▶ Problem
Wherever the string "this" occurs in a line of these records, report that line.

Figure data in JSON:
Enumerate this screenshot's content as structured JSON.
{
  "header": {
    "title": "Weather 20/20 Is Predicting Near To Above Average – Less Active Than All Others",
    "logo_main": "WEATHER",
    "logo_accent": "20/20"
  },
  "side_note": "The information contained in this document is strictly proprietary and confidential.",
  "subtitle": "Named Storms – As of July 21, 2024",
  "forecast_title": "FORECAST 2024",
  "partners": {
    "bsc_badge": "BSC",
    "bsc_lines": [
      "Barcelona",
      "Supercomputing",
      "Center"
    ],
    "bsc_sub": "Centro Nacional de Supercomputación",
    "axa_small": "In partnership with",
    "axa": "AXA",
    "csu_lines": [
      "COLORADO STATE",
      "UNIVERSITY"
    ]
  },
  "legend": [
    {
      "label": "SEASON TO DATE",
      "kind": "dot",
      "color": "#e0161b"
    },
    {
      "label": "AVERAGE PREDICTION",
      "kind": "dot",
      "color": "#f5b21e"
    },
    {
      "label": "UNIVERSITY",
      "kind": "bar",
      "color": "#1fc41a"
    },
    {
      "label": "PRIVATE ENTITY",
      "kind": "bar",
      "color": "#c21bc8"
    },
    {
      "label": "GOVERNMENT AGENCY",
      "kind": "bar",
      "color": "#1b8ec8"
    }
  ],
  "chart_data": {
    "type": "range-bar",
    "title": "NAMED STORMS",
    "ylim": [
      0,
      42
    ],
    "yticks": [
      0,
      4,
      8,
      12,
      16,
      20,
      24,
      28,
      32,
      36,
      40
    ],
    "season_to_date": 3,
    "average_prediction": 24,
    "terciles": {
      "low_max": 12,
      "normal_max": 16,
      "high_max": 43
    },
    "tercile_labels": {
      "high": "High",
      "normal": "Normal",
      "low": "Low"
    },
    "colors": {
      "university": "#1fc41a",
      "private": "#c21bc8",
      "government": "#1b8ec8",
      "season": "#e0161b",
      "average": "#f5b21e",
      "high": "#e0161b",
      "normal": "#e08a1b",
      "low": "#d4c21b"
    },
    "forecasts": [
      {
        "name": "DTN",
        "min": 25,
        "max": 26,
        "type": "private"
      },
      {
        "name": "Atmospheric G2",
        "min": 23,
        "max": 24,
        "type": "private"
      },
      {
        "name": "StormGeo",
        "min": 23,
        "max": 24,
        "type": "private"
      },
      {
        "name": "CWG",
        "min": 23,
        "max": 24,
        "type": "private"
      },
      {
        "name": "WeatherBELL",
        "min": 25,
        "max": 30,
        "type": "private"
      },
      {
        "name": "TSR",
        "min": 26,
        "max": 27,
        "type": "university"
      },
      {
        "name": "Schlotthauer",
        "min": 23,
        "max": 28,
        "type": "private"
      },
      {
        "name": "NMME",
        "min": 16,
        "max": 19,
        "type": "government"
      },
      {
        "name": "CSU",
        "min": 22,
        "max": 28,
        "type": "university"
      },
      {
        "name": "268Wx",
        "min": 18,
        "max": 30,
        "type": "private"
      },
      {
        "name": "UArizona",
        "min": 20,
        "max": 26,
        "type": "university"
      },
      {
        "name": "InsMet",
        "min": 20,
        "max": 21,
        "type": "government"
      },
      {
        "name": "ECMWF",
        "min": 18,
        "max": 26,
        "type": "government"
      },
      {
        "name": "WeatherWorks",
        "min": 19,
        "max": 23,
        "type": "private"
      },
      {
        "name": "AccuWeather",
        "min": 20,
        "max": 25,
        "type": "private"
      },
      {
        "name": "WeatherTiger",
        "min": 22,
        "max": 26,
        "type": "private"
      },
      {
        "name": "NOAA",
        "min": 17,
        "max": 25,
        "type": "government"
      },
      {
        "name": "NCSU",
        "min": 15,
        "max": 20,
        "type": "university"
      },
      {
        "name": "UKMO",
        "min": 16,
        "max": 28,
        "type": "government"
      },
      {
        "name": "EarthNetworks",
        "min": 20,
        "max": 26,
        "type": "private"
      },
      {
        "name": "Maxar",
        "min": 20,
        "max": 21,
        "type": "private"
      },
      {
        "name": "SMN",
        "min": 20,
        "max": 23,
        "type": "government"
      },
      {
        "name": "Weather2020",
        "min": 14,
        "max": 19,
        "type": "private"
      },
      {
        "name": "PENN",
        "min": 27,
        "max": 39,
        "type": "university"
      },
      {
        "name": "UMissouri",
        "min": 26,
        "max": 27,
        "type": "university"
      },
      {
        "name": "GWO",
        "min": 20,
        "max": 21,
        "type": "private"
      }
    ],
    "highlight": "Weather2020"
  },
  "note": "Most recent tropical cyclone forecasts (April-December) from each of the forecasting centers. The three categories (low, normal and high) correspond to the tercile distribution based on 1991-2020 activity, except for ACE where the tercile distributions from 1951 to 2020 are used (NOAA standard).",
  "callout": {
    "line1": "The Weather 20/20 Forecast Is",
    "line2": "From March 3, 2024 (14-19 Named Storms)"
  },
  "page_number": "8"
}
* * *
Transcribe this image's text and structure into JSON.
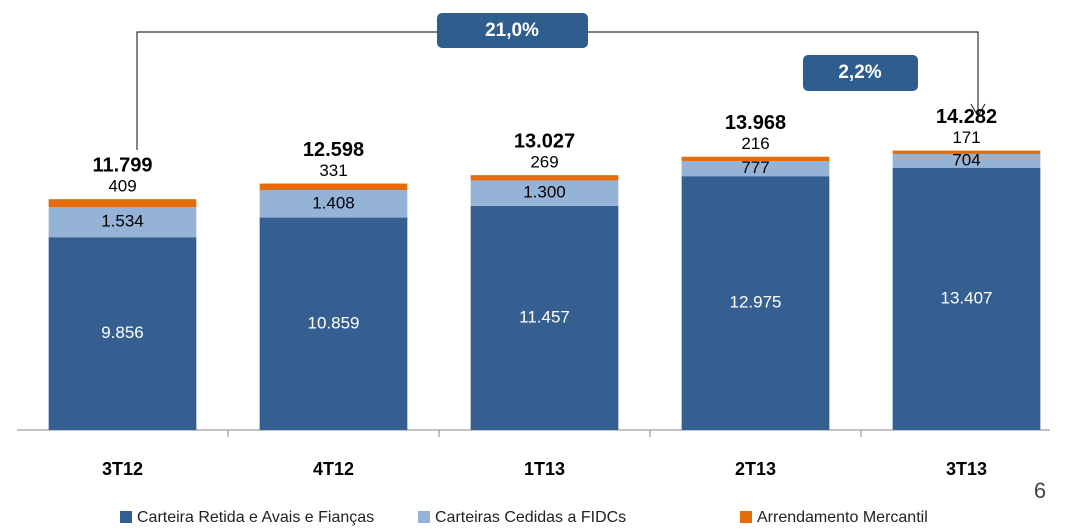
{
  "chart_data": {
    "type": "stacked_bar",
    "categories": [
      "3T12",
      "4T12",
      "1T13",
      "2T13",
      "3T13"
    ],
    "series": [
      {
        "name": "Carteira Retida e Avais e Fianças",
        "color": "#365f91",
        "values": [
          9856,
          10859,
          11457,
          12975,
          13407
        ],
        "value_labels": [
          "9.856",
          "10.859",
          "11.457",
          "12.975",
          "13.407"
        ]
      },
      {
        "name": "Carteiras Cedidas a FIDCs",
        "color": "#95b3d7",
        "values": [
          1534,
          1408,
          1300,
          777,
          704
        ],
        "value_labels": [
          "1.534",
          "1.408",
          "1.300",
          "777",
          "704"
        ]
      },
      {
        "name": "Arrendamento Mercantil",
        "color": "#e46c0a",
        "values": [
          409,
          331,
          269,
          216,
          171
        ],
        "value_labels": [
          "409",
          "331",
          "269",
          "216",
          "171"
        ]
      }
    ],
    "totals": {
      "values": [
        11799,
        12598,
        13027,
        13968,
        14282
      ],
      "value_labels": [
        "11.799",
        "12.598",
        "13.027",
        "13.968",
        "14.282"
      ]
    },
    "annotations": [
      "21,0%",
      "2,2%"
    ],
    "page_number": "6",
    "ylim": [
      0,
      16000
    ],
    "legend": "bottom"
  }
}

▶ The result
Enumerate this screenshot's content as structured JSON.
  "side_note": "The information contained in this document is strictly proprietary and confidential.",
Transcribe this image's text and structure into JSON.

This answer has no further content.